Data provided:

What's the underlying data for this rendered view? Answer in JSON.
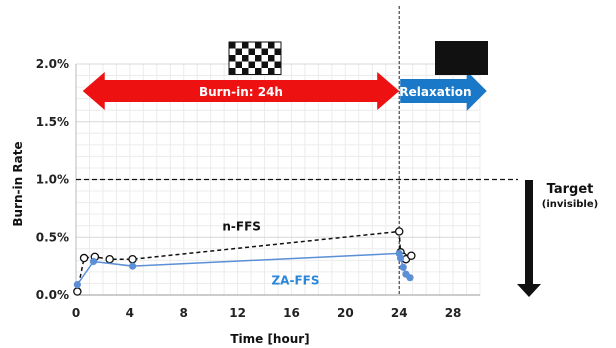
{
  "chart_data": {
    "type": "line",
    "xlabel": "Time [hour]",
    "ylabel": "Burn-in Rate",
    "xlim": [
      0,
      30
    ],
    "ylim": [
      0,
      0.02
    ],
    "x_ticks": [
      "0",
      "4",
      "8",
      "12",
      "16",
      "20",
      "24",
      "28"
    ],
    "y_ticks": [
      "0.0%",
      "0.5%",
      "1.0%",
      "1.5%",
      "2.0%"
    ],
    "grid": true,
    "series": [
      {
        "name": "n-FFS",
        "color": "#111111",
        "line_style": "dashed",
        "marker": "open-circle",
        "x": [
          0.1,
          0.6,
          1.4,
          2.5,
          4.2,
          24.0,
          24.1,
          24.3,
          24.5,
          24.9
        ],
        "y": [
          0.0003,
          0.0032,
          0.0033,
          0.0031,
          0.0031,
          0.0055,
          0.0037,
          0.0033,
          0.0031,
          0.0034
        ]
      },
      {
        "name": "ZA-FFS",
        "color": "#5b8fd6",
        "line_style": "solid",
        "marker": "filled-circle",
        "x": [
          0.1,
          1.3,
          4.2,
          24.0,
          24.1,
          24.3,
          24.5,
          24.8
        ],
        "y": [
          0.0009,
          0.0029,
          0.0025,
          0.0036,
          0.0032,
          0.0024,
          0.0018,
          0.0015
        ]
      }
    ],
    "target": {
      "value": 0.01,
      "label": "Target",
      "sublabel": "(invisible)"
    },
    "annotations": {
      "burnin_arrow": {
        "label": "Burn-in: 24h",
        "from": 0.5,
        "to": 24.0,
        "color": "#ee1111"
      },
      "relax_arrow": {
        "label": "Relaxation",
        "from": 24.0,
        "to": 30.5,
        "color": "#1a78c8"
      },
      "vline_x": 24.0
    }
  }
}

Objective: Return the lines of the records that include the string "color".

Response to this exercise:
        "color": "#111111",
        "color": "#5b8fd6",
        "color": "#ee1111"
        "color": "#1a78c8"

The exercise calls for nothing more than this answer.